▶ _TASK REQUIREMENTS_: Collect every line below that contains the word "title".

Records about charts and figures

-------

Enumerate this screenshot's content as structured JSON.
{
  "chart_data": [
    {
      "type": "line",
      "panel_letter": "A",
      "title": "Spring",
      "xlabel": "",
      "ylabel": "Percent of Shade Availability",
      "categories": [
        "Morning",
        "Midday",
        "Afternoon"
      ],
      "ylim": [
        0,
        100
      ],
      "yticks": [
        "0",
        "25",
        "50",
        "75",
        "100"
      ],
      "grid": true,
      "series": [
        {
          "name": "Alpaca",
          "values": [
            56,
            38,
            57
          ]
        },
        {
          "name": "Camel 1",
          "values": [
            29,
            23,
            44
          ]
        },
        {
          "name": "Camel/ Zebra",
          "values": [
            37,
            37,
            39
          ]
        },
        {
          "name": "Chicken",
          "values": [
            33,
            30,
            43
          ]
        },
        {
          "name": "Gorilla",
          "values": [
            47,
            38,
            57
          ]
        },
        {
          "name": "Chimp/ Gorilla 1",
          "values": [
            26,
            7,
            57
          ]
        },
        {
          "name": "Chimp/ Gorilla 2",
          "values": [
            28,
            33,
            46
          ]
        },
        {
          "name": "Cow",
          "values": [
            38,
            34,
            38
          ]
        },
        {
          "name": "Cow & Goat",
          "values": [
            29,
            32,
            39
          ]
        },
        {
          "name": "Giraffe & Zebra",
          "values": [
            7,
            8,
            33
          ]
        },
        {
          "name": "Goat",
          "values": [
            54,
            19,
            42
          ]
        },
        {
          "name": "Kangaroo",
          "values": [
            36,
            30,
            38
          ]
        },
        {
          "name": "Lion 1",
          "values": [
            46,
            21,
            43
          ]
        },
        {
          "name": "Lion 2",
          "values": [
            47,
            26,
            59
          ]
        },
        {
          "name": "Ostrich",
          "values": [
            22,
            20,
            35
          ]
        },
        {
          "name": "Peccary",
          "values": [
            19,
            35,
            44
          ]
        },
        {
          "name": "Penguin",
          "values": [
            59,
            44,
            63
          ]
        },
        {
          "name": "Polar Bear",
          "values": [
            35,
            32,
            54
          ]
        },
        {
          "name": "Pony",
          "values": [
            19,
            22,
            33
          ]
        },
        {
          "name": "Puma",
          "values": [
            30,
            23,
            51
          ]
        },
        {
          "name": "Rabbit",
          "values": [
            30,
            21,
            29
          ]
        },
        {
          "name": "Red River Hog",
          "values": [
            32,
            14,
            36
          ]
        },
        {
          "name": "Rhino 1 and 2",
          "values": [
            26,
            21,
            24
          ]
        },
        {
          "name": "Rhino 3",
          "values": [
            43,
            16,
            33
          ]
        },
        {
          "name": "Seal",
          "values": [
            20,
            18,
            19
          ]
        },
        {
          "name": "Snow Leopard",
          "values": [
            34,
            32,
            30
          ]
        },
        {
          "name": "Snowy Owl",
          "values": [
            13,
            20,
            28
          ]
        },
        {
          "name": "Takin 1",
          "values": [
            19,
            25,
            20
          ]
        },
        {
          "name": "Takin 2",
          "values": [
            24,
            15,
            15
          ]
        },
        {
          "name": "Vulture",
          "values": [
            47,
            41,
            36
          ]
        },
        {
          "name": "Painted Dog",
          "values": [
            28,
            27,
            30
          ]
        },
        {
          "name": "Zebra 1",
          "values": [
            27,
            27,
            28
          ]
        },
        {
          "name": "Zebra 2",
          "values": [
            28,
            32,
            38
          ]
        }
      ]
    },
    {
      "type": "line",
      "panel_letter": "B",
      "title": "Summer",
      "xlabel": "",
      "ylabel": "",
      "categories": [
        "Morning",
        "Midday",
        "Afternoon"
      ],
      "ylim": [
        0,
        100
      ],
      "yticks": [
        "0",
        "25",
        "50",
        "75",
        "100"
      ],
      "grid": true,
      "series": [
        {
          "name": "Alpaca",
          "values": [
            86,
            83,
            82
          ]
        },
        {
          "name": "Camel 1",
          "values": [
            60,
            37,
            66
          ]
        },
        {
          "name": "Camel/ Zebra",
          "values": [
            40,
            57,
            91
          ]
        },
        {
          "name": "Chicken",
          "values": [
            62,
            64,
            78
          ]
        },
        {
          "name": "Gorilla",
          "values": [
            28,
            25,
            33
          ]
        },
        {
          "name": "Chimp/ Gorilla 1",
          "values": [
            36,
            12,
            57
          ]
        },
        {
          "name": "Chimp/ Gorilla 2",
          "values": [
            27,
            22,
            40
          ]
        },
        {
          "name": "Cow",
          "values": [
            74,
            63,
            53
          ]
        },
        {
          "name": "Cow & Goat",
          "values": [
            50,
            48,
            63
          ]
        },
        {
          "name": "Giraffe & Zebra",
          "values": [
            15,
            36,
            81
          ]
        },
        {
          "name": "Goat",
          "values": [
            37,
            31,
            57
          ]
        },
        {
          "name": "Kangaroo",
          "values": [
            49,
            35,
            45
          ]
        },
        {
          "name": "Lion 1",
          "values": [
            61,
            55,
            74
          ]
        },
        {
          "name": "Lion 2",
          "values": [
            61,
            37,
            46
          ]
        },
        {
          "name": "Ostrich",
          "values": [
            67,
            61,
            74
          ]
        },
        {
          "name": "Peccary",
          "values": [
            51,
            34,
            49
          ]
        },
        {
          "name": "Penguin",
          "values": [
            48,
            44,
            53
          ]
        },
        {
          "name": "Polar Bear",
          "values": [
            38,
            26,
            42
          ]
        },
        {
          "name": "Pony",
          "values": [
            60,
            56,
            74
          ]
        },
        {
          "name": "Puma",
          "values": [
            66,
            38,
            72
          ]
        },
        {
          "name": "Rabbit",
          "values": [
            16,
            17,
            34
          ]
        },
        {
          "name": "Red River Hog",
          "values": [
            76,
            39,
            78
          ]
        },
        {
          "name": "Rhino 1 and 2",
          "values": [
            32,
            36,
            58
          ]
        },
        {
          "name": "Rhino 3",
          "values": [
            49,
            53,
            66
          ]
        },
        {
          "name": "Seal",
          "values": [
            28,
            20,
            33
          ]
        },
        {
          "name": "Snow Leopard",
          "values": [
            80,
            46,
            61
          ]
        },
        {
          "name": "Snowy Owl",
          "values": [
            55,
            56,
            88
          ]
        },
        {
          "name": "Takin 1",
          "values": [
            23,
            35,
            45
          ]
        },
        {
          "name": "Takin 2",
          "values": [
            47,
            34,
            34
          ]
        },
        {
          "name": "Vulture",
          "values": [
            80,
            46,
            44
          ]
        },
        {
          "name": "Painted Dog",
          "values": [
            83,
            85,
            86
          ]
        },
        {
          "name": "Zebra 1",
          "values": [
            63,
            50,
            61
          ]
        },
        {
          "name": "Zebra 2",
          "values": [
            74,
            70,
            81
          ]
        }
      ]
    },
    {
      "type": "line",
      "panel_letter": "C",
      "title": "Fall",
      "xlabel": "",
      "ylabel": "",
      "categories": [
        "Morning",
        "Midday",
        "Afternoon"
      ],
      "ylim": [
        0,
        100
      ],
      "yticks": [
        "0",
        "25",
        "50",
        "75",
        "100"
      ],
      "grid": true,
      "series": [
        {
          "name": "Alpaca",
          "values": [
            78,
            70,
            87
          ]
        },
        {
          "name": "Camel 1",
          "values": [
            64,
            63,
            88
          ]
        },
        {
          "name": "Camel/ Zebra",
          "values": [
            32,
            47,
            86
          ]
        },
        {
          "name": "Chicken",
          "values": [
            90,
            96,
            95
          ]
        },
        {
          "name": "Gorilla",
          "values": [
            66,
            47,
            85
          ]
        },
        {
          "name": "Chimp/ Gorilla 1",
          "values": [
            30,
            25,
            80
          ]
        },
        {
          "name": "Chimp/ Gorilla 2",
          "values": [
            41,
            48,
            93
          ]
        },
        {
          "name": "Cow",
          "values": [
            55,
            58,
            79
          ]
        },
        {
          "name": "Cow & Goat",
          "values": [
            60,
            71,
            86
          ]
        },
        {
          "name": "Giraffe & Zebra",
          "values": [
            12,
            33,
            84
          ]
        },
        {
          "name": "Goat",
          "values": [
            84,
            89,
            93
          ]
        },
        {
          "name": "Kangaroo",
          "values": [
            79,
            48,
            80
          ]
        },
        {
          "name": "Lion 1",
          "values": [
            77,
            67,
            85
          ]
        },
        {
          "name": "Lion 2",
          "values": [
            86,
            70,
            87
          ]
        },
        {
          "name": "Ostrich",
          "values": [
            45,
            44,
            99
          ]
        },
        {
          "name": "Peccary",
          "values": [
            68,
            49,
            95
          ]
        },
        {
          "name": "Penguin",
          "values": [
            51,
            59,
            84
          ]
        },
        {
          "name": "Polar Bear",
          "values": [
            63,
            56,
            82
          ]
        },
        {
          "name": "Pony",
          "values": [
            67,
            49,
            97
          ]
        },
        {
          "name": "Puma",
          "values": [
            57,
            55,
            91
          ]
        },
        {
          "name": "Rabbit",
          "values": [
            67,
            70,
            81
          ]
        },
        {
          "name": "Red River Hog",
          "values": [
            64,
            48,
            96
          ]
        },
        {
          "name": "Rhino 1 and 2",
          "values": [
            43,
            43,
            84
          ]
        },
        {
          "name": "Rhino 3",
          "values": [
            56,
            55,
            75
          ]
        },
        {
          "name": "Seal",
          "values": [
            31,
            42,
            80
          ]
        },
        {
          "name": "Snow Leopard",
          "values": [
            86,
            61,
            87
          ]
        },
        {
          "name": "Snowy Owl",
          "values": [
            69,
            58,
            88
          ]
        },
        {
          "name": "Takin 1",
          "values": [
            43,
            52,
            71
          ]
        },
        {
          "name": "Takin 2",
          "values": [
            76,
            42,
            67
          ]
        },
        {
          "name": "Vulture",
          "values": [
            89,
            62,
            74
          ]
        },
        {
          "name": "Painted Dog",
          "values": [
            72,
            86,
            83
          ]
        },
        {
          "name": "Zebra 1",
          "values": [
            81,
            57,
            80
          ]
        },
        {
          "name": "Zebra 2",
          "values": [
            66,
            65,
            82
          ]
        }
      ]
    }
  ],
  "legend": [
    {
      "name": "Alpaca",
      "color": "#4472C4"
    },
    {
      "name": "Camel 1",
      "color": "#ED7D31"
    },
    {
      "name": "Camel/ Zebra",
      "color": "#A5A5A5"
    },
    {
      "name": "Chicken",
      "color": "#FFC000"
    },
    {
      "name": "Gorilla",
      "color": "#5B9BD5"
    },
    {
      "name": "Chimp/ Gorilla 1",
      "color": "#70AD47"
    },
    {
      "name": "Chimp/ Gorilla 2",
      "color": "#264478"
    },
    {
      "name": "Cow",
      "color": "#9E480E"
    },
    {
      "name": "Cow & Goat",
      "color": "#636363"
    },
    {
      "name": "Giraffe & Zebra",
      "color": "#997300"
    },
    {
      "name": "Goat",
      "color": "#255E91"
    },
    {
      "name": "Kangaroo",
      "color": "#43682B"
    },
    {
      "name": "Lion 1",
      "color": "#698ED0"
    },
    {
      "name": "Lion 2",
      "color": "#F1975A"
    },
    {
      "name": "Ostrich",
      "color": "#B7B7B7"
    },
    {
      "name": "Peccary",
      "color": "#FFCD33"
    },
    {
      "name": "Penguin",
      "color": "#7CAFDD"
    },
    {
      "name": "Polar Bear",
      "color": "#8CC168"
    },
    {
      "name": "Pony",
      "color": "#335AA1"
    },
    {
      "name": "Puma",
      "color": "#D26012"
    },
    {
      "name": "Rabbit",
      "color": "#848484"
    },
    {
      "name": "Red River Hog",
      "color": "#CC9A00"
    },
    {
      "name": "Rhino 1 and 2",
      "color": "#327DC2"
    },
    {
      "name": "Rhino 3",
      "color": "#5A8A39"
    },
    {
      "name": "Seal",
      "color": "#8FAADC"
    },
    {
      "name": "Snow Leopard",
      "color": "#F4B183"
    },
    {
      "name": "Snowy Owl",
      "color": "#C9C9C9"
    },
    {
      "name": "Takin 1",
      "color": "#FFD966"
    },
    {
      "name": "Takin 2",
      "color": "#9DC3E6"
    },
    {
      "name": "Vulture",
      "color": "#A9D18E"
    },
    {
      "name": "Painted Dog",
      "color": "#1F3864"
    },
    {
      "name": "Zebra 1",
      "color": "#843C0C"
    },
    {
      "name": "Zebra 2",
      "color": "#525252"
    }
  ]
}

-------

▶ _EXERCISE RESULT_:
      "title": "Spring",
      "title": "Summer",
      "title": "Fall",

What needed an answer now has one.